__What is required__: Using the data beneath, show every line that includes the word "comments".

::: Dataset content

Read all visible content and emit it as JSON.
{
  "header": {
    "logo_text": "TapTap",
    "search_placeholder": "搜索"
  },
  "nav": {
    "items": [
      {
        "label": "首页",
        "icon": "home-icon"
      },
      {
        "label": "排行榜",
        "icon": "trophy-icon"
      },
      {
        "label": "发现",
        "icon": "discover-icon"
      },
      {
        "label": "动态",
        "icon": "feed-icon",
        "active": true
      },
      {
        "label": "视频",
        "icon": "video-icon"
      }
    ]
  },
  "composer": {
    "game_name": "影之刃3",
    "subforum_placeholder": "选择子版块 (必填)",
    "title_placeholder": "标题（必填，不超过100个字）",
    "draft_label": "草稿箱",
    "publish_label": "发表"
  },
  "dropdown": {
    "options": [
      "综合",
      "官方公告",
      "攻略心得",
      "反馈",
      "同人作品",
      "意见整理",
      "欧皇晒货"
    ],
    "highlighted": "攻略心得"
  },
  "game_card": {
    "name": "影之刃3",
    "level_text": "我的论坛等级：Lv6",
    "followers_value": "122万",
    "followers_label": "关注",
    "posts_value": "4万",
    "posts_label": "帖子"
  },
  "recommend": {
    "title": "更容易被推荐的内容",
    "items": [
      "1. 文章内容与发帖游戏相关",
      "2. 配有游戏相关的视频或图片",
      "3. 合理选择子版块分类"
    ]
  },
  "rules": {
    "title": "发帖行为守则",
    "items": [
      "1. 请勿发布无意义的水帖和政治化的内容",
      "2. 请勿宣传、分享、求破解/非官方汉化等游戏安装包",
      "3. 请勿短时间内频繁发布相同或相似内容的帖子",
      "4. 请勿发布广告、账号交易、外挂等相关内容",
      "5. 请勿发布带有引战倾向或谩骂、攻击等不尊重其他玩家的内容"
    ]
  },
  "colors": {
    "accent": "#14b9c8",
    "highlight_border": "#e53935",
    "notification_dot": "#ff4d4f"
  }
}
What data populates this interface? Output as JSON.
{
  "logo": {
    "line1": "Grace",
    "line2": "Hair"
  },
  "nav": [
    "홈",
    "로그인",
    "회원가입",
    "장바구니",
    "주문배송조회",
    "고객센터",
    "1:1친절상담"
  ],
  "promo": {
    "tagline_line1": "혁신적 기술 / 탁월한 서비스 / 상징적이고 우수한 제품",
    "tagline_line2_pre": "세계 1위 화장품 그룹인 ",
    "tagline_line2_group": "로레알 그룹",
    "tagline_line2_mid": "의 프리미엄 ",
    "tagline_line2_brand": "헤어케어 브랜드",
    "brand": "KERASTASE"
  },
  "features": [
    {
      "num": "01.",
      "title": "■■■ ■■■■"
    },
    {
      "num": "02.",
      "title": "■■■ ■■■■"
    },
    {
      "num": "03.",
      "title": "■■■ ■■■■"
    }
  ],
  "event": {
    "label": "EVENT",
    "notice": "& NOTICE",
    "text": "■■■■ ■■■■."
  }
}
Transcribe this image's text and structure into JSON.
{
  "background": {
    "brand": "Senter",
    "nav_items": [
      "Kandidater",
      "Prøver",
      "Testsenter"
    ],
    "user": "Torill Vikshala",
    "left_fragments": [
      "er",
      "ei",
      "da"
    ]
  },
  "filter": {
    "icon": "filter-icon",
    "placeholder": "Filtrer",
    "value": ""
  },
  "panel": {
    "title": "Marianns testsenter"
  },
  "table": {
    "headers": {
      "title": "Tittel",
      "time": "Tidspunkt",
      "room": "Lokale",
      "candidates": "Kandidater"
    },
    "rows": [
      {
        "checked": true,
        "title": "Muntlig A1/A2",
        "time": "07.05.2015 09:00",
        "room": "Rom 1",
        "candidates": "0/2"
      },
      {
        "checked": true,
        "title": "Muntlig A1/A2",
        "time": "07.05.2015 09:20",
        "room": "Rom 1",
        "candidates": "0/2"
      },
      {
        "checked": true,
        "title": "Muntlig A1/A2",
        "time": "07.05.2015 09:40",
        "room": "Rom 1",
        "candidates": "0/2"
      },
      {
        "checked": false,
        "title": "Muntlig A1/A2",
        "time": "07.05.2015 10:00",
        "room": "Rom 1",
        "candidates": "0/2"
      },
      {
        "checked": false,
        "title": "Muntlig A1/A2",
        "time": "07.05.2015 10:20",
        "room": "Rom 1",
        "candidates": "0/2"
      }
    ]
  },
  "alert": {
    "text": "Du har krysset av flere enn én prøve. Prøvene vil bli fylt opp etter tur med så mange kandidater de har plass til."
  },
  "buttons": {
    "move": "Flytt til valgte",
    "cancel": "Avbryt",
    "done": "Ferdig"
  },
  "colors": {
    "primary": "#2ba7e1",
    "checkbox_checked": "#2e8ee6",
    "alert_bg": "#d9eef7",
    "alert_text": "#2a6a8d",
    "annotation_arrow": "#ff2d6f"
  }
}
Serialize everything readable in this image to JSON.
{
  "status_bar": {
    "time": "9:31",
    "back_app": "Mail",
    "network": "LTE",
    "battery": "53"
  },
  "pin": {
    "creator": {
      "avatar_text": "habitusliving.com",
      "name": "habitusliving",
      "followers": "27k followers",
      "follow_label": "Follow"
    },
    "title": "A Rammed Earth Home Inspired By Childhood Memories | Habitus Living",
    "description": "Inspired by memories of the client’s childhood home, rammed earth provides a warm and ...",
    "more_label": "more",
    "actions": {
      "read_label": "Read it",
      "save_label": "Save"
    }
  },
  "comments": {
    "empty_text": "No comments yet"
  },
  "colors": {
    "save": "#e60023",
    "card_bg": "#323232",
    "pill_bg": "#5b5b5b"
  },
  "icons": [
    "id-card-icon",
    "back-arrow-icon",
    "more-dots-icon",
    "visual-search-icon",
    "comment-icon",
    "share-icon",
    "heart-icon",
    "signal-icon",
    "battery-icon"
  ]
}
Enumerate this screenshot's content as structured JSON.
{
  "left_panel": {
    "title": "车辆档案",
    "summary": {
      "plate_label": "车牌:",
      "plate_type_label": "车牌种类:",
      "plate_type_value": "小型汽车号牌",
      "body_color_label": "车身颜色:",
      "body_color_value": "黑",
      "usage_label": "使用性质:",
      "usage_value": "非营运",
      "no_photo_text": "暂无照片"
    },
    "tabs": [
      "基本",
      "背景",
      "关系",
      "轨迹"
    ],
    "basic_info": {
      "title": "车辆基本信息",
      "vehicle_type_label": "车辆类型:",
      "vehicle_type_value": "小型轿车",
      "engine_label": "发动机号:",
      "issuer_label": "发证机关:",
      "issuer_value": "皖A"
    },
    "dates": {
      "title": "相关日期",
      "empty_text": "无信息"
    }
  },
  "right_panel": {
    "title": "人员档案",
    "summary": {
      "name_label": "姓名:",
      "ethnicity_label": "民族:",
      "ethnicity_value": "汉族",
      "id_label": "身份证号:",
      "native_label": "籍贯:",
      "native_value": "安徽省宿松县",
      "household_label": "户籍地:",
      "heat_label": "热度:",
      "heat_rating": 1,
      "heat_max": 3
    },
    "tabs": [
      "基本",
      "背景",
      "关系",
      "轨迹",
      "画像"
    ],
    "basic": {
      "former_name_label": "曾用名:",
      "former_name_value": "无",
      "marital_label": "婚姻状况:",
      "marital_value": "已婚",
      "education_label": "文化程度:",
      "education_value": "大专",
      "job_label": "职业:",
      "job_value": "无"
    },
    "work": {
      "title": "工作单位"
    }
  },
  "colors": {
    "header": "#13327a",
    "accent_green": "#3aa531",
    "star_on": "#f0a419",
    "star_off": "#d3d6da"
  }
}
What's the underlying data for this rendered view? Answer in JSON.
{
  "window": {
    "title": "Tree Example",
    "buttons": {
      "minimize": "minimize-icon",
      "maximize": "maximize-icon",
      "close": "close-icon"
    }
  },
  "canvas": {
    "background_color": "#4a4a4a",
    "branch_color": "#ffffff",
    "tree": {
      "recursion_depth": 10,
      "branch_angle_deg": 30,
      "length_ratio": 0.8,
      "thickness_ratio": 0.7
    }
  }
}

::::::

__Complete output__:
  "comments": {
    "empty_text": "No comments yet"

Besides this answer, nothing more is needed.